All of the data should be repeated exactly; pictures are not part of the copy.

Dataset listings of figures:
****************

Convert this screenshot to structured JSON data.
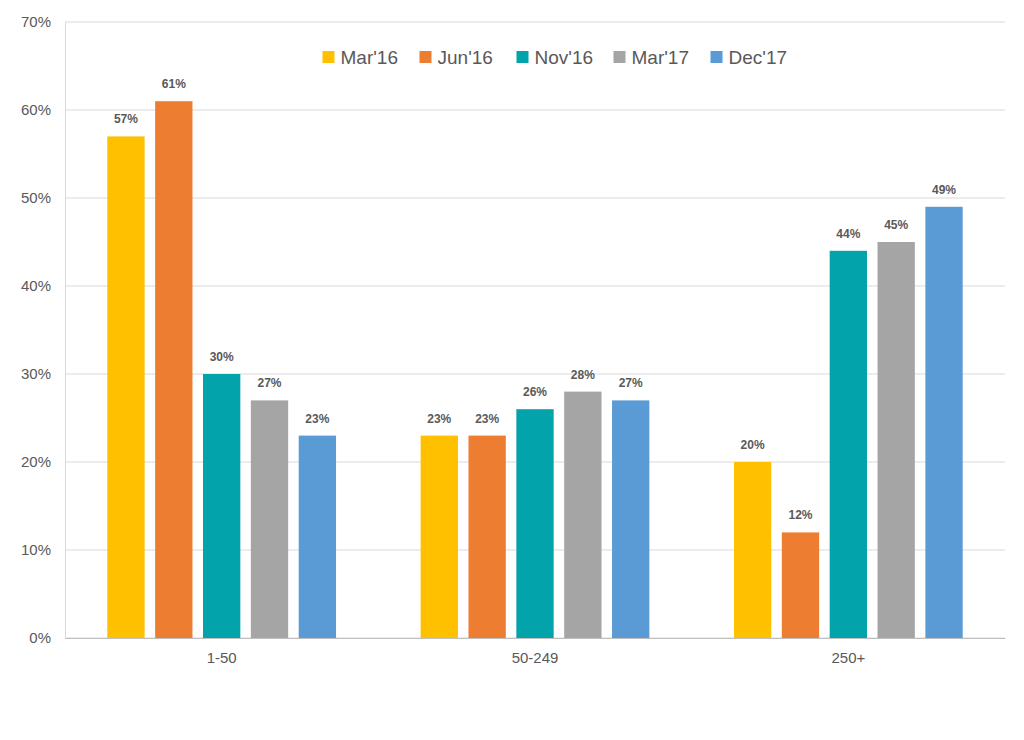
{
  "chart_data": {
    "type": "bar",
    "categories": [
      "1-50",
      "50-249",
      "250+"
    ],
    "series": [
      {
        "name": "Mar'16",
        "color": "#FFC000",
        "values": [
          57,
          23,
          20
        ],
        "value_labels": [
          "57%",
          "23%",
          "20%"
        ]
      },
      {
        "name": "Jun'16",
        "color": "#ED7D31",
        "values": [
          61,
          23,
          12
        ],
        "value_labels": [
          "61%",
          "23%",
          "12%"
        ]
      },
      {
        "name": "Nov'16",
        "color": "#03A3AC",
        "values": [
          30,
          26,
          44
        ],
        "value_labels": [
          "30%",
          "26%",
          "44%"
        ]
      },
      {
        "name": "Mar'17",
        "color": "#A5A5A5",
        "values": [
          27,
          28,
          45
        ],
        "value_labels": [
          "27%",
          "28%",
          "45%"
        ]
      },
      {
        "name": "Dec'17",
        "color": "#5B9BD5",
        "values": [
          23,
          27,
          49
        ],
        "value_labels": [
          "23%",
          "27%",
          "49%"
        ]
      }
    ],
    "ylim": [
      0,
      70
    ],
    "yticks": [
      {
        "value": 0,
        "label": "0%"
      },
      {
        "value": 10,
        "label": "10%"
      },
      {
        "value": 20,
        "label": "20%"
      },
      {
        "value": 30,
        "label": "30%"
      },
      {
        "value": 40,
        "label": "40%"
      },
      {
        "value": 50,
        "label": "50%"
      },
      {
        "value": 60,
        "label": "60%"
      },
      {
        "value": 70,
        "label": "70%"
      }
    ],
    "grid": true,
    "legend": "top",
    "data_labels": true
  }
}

****************

_Correct response:_
Convert this screenshot to structured JSON data.
{
  "chart_data": {
    "type": "bar",
    "categories": [
      "1-50",
      "50-249",
      "250+"
    ],
    "series": [
      {
        "name": "Mar'16",
        "color": "#FFC000",
        "values": [
          57,
          23,
          20
        ],
        "value_labels": [
          "57%",
          "23%",
          "20%"
        ]
      },
      {
        "name": "Jun'16",
        "color": "#ED7D31",
        "values": [
          61,
          23,
          12
        ],
        "value_labels": [
          "61%",
          "23%",
          "12%"
        ]
      },
      {
        "name": "Nov'16",
        "color": "#03A3AC",
        "values": [
          30,
          26,
          44
        ],
        "value_labels": [
          "30%",
          "26%",
          "44%"
        ]
      },
      {
        "name": "Mar'17",
        "color": "#A5A5A5",
        "values": [
          27,
          28,
          45
        ],
        "value_labels": [
          "27%",
          "28%",
          "45%"
        ]
      },
      {
        "name": "Dec'17",
        "color": "#5B9BD5",
        "values": [
          23,
          27,
          49
        ],
        "value_labels": [
          "23%",
          "27%",
          "49%"
        ]
      }
    ],
    "ylim": [
      0,
      70
    ],
    "yticks": [
      {
        "value": 0,
        "label": "0%"
      },
      {
        "value": 10,
        "label": "10%"
      },
      {
        "value": 20,
        "label": "20%"
      },
      {
        "value": 30,
        "label": "30%"
      },
      {
        "value": 40,
        "label": "40%"
      },
      {
        "value": 50,
        "label": "50%"
      },
      {
        "value": 60,
        "label": "60%"
      },
      {
        "value": 70,
        "label": "70%"
      }
    ],
    "grid": true,
    "legend": "top",
    "data_labels": true
  }
}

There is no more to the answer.